START Available data

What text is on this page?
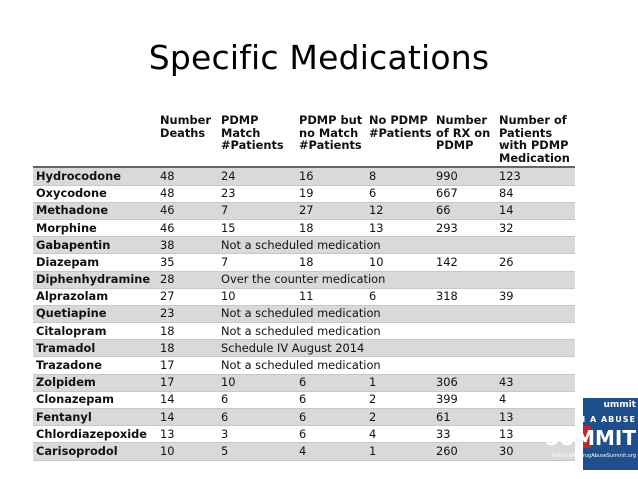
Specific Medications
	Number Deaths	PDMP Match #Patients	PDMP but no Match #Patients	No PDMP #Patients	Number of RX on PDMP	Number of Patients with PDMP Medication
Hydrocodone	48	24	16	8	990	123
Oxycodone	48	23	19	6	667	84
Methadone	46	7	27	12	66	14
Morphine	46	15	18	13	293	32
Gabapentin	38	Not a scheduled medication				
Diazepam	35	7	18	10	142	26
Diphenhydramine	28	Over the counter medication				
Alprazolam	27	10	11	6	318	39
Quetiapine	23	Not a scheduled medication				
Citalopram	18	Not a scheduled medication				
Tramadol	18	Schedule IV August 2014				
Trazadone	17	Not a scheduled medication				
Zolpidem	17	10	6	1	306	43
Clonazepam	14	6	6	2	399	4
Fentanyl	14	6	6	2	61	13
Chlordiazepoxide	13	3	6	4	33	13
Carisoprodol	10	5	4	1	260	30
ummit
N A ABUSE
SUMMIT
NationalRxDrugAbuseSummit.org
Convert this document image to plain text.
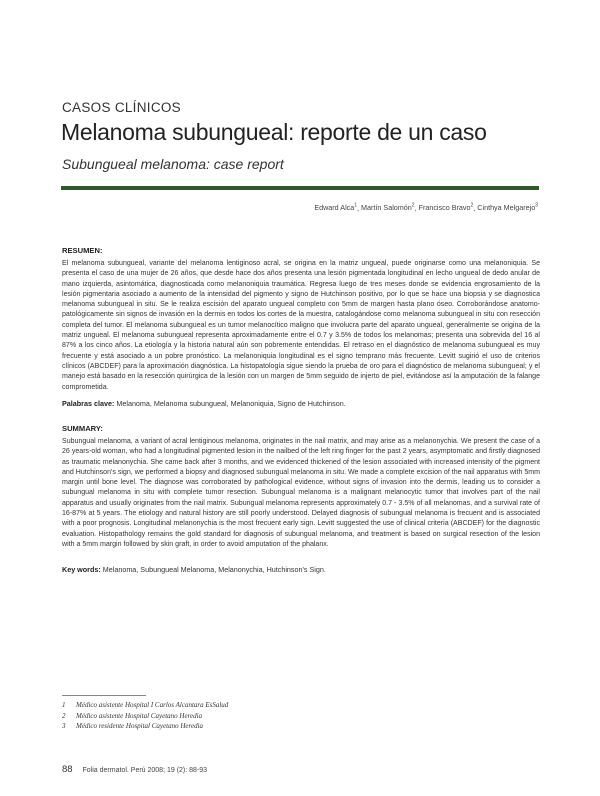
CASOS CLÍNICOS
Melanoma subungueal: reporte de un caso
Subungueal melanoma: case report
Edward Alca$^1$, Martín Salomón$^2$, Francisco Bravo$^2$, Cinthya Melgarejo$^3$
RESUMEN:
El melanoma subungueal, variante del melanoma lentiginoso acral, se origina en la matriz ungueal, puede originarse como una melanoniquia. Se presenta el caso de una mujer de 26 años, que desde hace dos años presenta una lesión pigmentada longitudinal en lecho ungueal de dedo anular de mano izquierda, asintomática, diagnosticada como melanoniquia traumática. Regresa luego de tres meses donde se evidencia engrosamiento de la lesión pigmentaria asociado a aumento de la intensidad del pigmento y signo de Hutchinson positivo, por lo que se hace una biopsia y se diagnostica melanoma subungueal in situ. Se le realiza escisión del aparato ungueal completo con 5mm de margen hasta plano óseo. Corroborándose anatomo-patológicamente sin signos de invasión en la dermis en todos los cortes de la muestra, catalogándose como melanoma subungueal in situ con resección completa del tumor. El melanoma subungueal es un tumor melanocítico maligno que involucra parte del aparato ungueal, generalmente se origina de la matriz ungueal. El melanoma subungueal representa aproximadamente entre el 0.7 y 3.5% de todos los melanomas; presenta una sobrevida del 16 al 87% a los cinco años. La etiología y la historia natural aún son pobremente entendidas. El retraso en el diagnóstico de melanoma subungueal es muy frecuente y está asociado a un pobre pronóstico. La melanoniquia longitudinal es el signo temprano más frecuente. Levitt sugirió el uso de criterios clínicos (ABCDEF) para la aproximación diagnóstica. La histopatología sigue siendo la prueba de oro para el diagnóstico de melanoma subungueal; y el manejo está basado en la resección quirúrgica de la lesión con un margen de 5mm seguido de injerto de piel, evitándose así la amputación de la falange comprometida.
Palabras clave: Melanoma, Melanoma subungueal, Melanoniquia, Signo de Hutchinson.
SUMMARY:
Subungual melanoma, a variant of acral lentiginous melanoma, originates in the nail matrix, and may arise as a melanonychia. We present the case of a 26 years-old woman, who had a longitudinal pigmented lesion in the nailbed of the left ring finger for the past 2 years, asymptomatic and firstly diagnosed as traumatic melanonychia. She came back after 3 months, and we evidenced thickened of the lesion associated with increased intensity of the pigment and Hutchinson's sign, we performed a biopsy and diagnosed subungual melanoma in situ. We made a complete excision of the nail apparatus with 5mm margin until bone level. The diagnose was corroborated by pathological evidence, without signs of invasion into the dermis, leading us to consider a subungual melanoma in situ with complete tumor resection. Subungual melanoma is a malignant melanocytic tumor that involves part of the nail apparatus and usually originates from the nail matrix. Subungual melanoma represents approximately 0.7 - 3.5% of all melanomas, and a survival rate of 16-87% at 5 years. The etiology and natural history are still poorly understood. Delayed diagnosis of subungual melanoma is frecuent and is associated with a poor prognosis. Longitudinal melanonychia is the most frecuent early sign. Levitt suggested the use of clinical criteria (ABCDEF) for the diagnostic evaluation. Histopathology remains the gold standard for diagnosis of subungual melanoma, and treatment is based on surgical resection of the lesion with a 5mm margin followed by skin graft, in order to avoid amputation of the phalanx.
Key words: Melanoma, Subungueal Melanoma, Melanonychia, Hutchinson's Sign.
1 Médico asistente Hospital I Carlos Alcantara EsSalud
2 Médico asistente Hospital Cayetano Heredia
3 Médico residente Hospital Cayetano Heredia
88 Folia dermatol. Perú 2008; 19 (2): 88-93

END Available data

> [What to produce]:
When you output the entries, keep each line exactly as it is and leave out any pictures.

> [Solution for this problem]:
What text is on this page?
Specific Medications
	Number Deaths	PDMP Match #Patients	PDMP but no Match #Patients	No PDMP #Patients	Number of RX on PDMP	Number of Patients with PDMP Medication
Hydrocodone	48	24	16	8	990	123
Oxycodone	48	23	19	6	667	84
Methadone	46	7	27	12	66	14
Morphine	46	15	18	13	293	32
Gabapentin	38	Not a scheduled medication				
Diazepam	35	7	18	10	142	26
Diphenhydramine	28	Over the counter medication				
Alprazolam	27	10	11	6	318	39
Quetiapine	23	Not a scheduled medication				
Citalopram	18	Not a scheduled medication				
Tramadol	18	Schedule IV August 2014				
Trazadone	17	Not a scheduled medication				
Zolpidem	17	10	6	1	306	43
Clonazepam	14	6	6	2	399	4
Fentanyl	14	6	6	2	61	13
Chlordiazepoxide	13	3	6	4	33	13
Carisoprodol	10	5	4	1	260	30
ummit
N A ABUSE
SUMMIT
NationalRxDrugAbuseSummit.org
Convert this document image to plain text.
CASOS CLÍNICOS
Melanoma subungueal: reporte de un caso
Subungueal melanoma: case report
Edward Alca$^1$, Martín Salomón$^2$, Francisco Bravo$^2$, Cinthya Melgarejo$^3$
RESUMEN:
El melanoma subungueal, variante del melanoma lentiginoso acral, se origina en la matriz ungueal, puede originarse como una melanoniquia. Se presenta el caso de una mujer de 26 años, que desde hace dos años presenta una lesión pigmentada longitudinal en lecho ungueal de dedo anular de mano izquierda, asintomática, diagnosticada como melanoniquia traumática. Regresa luego de tres meses donde se evidencia engrosamiento de la lesión pigmentaria asociado a aumento de la intensidad del pigmento y signo de Hutchinson positivo, por lo que se hace una biopsia y se diagnostica melanoma subungueal in situ. Se le realiza escisión del aparato ungueal completo con 5mm de margen hasta plano óseo. Corroborándose anatomo-patológicamente sin signos de invasión en la dermis en todos los cortes de la muestra, catalogándose como melanoma subungueal in situ con resección completa del tumor. El melanoma subungueal es un tumor melanocítico maligno que involucra parte del aparato ungueal, generalmente se origina de la matriz ungueal. El melanoma subungueal representa aproximadamente entre el 0.7 y 3.5% de todos los melanomas; presenta una sobrevida del 16 al 87% a los cinco años. La etiología y la historia natural aún son pobremente entendidas. El retraso en el diagnóstico de melanoma subungueal es muy frecuente y está asociado a un pobre pronóstico. La melanoniquia longitudinal es el signo temprano más frecuente. Levitt sugirió el uso de criterios clínicos (ABCDEF) para la aproximación diagnóstica. La histopatología sigue siendo la prueba de oro para el diagnóstico de melanoma subungueal; y el manejo está basado en la resección quirúrgica de la lesión con un margen de 5mm seguido de injerto de piel, evitándose así la amputación de la falange comprometida.
Palabras clave: Melanoma, Melanoma subungueal, Melanoniquia, Signo de Hutchinson.
SUMMARY:
Subungual melanoma, a variant of acral lentiginous melanoma, originates in the nail matrix, and may arise as a melanonychia. We present the case of a 26 years-old woman, who had a longitudinal pigmented lesion in the nailbed of the left ring finger for the past 2 years, asymptomatic and firstly diagnosed as traumatic melanonychia. She came back after 3 months, and we evidenced thickened of the lesion associated with increased intensity of the pigment and Hutchinson's sign, we performed a biopsy and diagnosed subungual melanoma in situ. We made a complete excision of the nail apparatus with 5mm margin until bone level. The diagnose was corroborated by pathological evidence, without signs of invasion into the dermis, leading us to consider a subungual melanoma in situ with complete tumor resection. Subungual melanoma is a malignant melanocytic tumor that involves part of the nail apparatus and usually originates from the nail matrix. Subungual melanoma represents approximately 0.7 - 3.5% of all melanomas, and a survival rate of 16-87% at 5 years. The etiology and natural history are still poorly understood. Delayed diagnosis of subungual melanoma is frecuent and is associated with a poor prognosis. Longitudinal melanonychia is the most frecuent early sign. Levitt suggested the use of clinical criteria (ABCDEF) for the diagnostic evaluation. Histopathology remains the gold standard for diagnosis of subungual melanoma, and treatment is based on surgical resection of the lesion with a 5mm margin followed by skin graft, in order to avoid amputation of the phalanx.
Key words: Melanoma, Subungueal Melanoma, Melanonychia, Hutchinson's Sign.
1 Médico asistente Hospital I Carlos Alcantara EsSalud
2 Médico asistente Hospital Cayetano Heredia
3 Médico residente Hospital Cayetano Heredia
88 Folia dermatol. Perú 2008; 19 (2): 88-93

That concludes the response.